Task objective>
Look through the material and tally each line bearing the word "label". Give only the total.

Data section>
|---|

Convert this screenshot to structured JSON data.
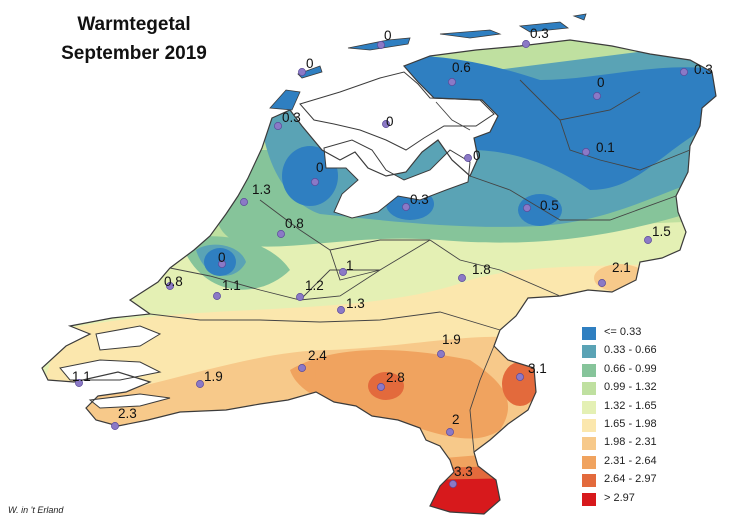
{
  "title_lines": [
    "Warmtegetal",
    "September 2019"
  ],
  "credit": "W. in 't Erland",
  "colors": {
    "water": "#ffffff",
    "border": "#3b3b3b",
    "station_dot": "#8b79c6",
    "station_dot_edge": "#5b4a9a"
  },
  "legend": [
    {
      "label": "<= 0.33",
      "color": "#2f7fc1"
    },
    {
      "label": "0.33 - 0.66",
      "color": "#5aa3b5"
    },
    {
      "label": "0.66 - 0.99",
      "color": "#86c49a"
    },
    {
      "label": "0.99 - 1.32",
      "color": "#bfe0a0"
    },
    {
      "label": "1.32 - 1.65",
      "color": "#e4f0b4"
    },
    {
      "label": "1.65 - 1.98",
      "color": "#fbe7ad"
    },
    {
      "label": "1.98 - 2.31",
      "color": "#f7c98a"
    },
    {
      "label": "2.31 - 2.64",
      "color": "#f0a35f"
    },
    {
      "label": "2.64 - 2.97",
      "color": "#e36a3c"
    },
    {
      "label": "> 2.97",
      "color": "#d7191c"
    }
  ],
  "stations": [
    {
      "value": "0"
    },
    {
      "value": "0"
    },
    {
      "value": "0.3"
    },
    {
      "value": "0.6"
    },
    {
      "value": "0"
    },
    {
      "value": "0.3"
    },
    {
      "value": "0.3"
    },
    {
      "value": "0"
    },
    {
      "value": "0"
    },
    {
      "value": "0"
    },
    {
      "value": "0.1"
    },
    {
      "value": "1.3"
    },
    {
      "value": "0.8"
    },
    {
      "value": "0.3"
    },
    {
      "value": "0.5"
    },
    {
      "value": "0"
    },
    {
      "value": "1.5"
    },
    {
      "value": "1"
    },
    {
      "value": "1.8"
    },
    {
      "value": "2.1"
    },
    {
      "value": "0.8"
    },
    {
      "value": "1.1"
    },
    {
      "value": "1.2"
    },
    {
      "value": "1.3"
    },
    {
      "value": "1.9"
    },
    {
      "value": "2.4"
    },
    {
      "value": "3.1"
    },
    {
      "value": "1.1"
    },
    {
      "value": "1.9"
    },
    {
      "value": "2.8"
    },
    {
      "value": "2.3"
    },
    {
      "value": "2"
    },
    {
      "value": "3.3"
    }
  ]
}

|---|

Exercise output>
10